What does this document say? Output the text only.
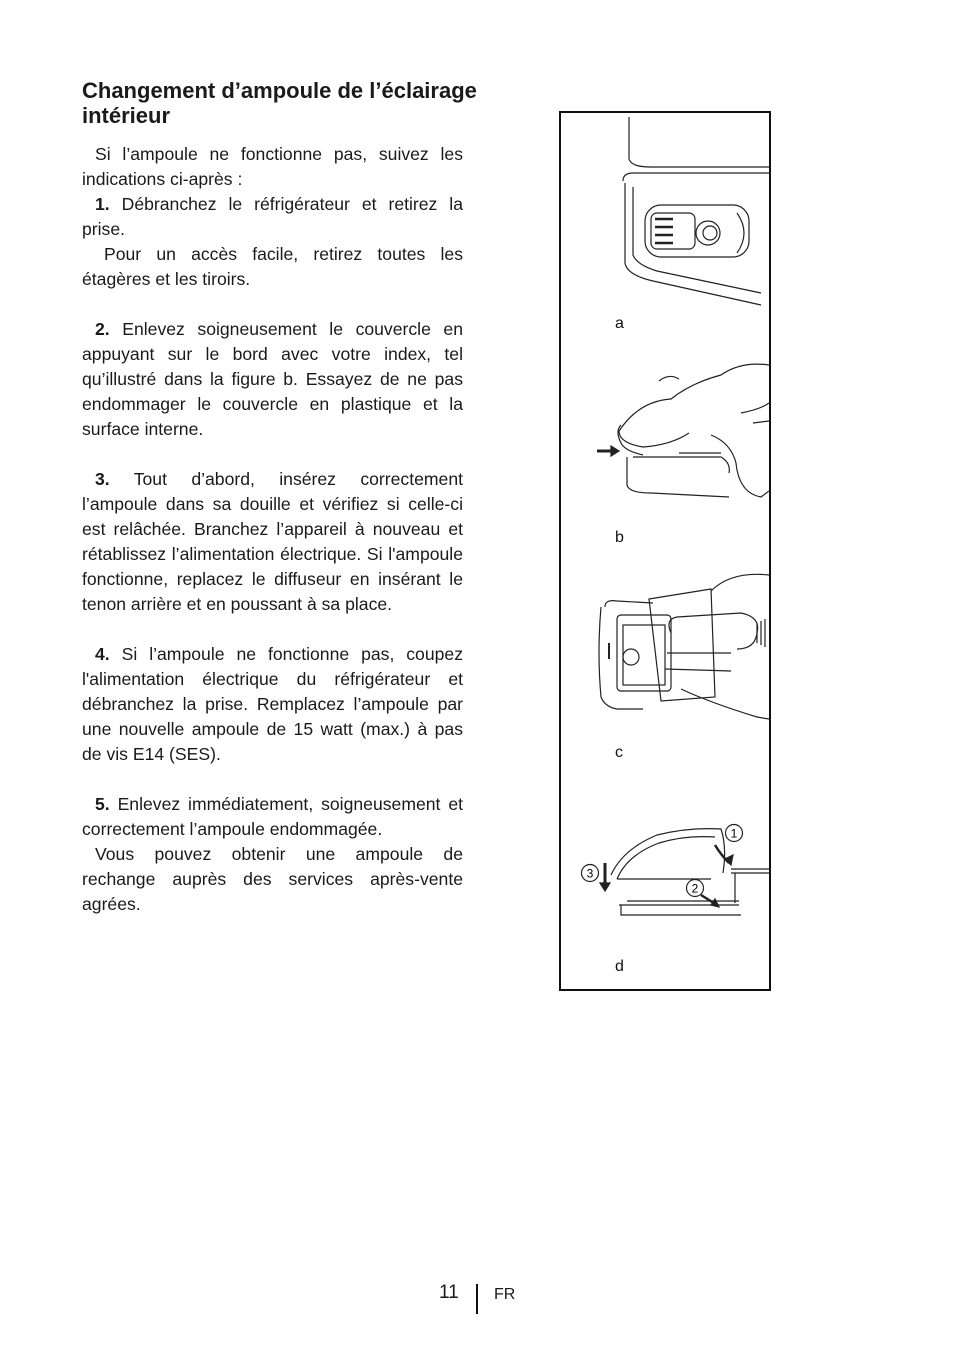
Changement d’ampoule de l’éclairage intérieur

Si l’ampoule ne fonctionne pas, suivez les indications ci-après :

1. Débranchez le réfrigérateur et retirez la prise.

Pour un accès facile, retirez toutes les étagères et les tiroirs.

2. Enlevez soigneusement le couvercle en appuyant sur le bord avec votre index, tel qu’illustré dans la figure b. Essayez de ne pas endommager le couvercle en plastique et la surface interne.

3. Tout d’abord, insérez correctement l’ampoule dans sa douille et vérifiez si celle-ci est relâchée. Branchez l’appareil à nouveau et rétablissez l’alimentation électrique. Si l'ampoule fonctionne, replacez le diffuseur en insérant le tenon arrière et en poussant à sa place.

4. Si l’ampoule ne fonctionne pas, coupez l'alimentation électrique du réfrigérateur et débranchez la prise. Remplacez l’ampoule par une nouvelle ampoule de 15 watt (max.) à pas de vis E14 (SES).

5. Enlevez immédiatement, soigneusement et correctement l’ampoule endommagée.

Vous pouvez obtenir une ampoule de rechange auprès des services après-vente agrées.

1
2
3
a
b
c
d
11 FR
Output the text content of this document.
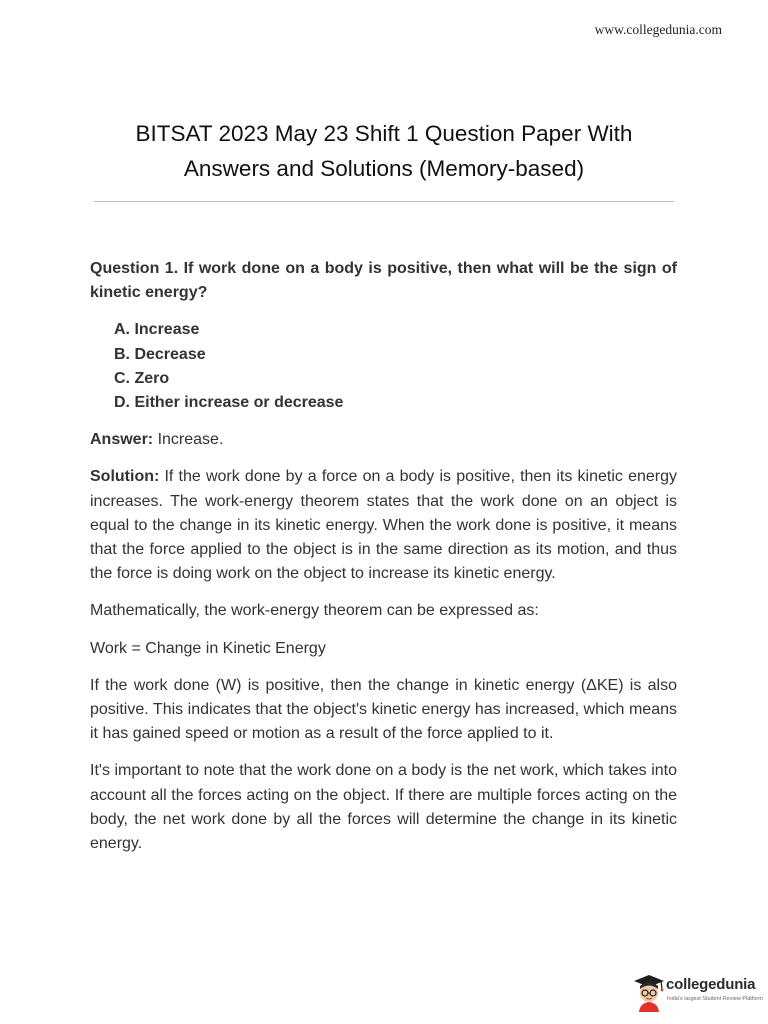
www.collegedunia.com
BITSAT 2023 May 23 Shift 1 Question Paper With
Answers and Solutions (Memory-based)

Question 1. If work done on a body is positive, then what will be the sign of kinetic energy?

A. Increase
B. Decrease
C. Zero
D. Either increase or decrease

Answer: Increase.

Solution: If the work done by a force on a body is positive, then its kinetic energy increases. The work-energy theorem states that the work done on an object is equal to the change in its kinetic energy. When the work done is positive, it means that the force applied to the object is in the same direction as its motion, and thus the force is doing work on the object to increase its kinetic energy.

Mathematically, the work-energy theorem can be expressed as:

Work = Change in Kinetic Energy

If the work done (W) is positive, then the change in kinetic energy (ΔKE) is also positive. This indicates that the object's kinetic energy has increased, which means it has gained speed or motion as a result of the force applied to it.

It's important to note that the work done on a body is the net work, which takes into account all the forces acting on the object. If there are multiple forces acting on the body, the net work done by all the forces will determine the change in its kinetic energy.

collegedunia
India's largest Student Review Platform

——————

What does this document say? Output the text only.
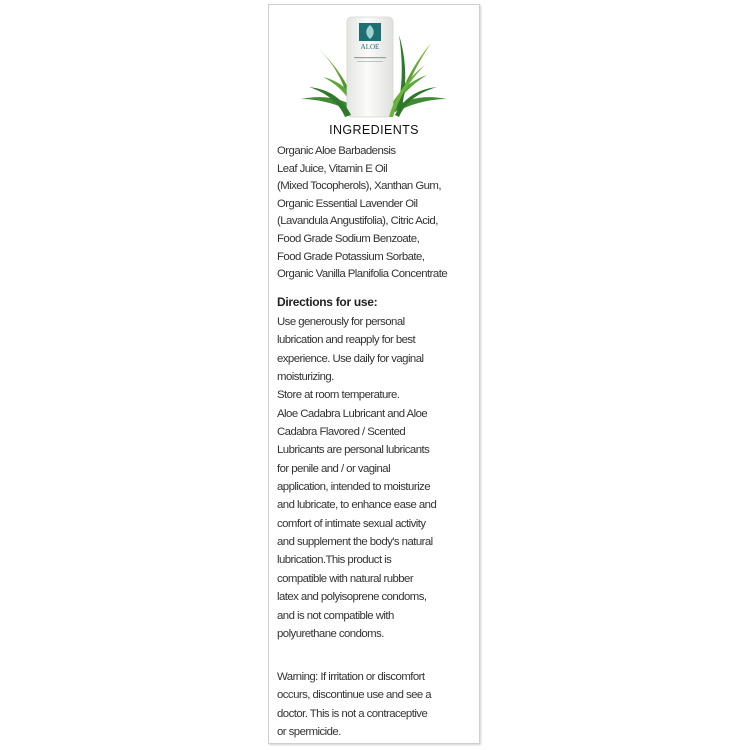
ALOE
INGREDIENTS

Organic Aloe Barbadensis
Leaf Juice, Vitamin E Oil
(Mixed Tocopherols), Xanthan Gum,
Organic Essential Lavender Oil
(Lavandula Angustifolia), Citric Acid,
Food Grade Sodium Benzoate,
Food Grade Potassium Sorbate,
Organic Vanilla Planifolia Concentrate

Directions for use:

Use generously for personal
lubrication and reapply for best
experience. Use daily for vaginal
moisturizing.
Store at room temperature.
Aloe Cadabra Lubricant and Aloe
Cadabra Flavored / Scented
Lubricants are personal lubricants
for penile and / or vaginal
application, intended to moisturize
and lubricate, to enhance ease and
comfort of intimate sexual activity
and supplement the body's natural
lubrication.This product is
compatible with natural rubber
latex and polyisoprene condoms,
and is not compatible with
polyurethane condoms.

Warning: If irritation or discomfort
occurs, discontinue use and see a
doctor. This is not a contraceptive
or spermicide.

——————

Take each line of the material that contains the word "theorem" and list it.

Problem solution:
Solution: If the work done by a force on a body is positive, then its kinetic energy increases. The work-energy theorem states that the work done on an object is equal to the change in its kinetic energy. When the work done is positive, it means that the force applied to the object is in the same direction as its motion, and thus the force is doing work on the object to increase its kinetic energy.
Mathematically, the work-energy theorem can be expressed as:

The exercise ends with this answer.